- **Exercise instructions**:
Copy each line that contains the word "Contact".

- **Raw data**:
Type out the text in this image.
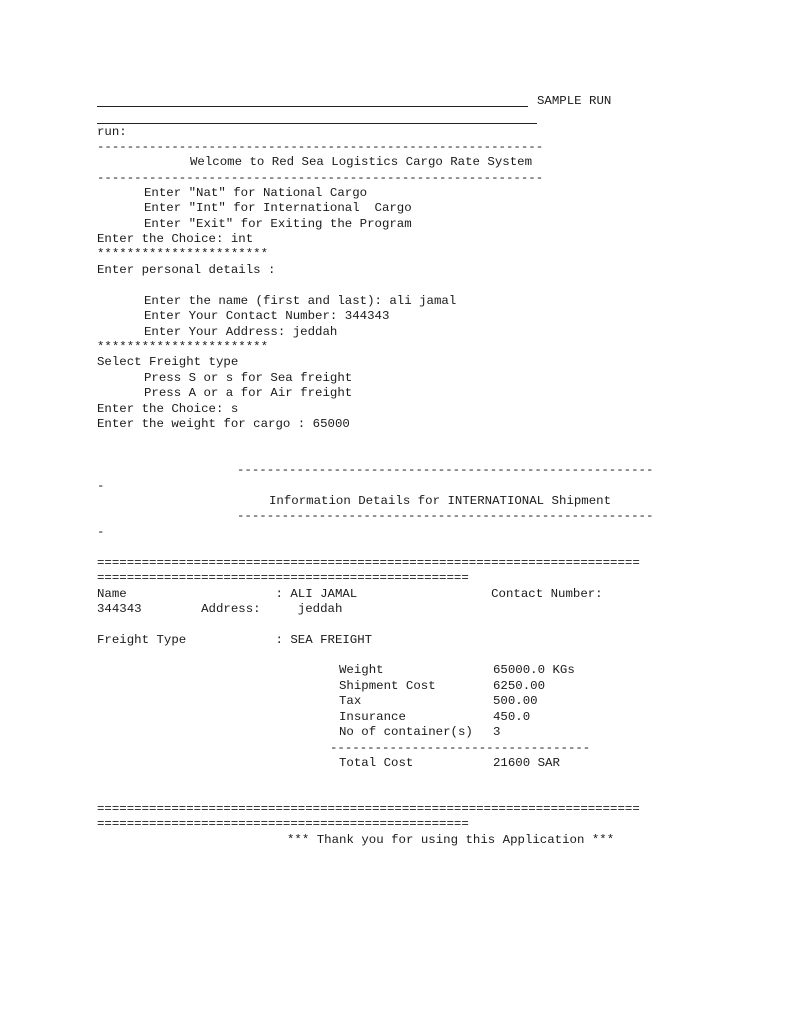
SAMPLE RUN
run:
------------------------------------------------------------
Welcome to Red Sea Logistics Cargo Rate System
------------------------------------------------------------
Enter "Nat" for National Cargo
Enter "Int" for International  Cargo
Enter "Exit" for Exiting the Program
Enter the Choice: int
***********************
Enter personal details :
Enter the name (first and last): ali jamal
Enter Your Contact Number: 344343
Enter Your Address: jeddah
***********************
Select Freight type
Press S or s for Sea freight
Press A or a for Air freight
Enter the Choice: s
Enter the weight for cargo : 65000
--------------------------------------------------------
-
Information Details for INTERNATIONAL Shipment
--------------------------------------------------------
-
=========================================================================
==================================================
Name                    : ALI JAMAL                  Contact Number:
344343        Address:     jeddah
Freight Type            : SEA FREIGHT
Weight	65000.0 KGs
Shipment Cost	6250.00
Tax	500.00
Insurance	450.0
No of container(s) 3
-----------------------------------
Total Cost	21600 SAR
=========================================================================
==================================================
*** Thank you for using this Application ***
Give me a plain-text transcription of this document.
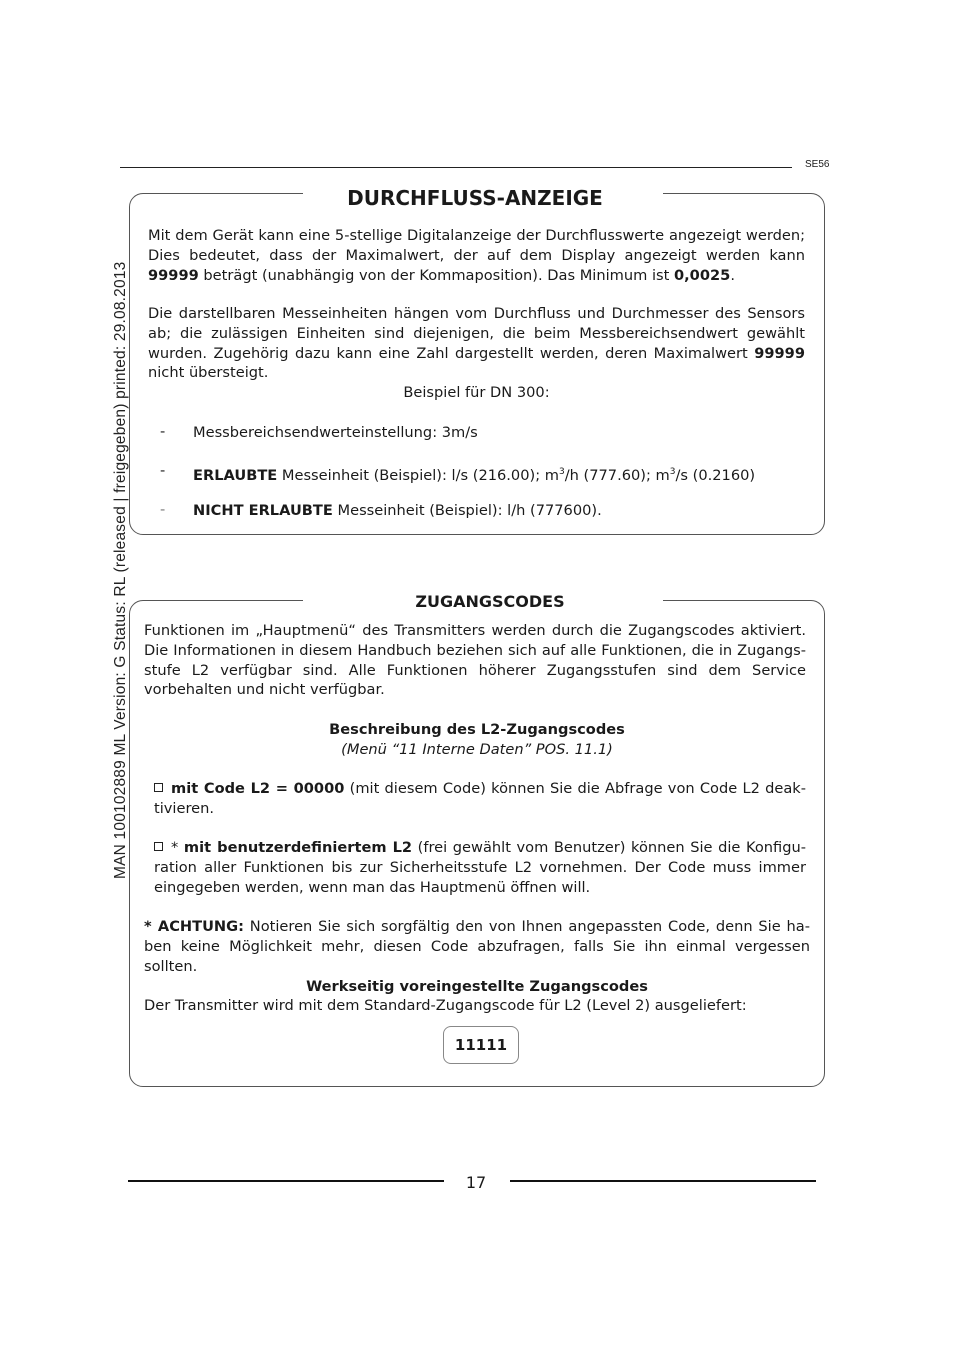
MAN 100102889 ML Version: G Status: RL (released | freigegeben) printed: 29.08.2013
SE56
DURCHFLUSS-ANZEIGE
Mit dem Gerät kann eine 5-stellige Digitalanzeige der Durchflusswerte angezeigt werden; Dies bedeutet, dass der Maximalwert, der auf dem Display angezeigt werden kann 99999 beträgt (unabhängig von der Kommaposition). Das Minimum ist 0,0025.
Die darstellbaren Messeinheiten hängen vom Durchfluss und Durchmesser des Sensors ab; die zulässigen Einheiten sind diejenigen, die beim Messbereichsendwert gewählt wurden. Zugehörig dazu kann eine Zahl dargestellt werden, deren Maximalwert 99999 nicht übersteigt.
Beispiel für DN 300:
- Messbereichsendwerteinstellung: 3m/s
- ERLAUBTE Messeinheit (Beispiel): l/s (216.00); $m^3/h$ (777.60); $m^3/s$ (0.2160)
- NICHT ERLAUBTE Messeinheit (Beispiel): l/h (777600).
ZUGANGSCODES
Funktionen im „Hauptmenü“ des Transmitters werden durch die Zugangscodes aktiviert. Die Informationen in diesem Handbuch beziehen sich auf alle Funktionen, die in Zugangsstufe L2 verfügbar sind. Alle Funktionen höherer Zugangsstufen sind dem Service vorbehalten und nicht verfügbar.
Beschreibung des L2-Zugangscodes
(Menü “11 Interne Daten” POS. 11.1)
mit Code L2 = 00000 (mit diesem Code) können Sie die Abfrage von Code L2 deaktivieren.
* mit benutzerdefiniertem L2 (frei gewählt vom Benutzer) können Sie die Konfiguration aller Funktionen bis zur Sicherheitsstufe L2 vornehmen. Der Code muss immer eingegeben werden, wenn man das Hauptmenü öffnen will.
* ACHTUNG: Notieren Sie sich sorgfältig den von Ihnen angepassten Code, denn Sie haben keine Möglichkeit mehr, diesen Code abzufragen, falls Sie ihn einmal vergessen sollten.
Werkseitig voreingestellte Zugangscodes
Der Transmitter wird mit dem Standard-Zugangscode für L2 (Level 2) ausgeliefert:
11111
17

- **Output for this exercise**:
Enter Your Contact Number: 344343
Name                    : ALI JAMAL                  Contact Number:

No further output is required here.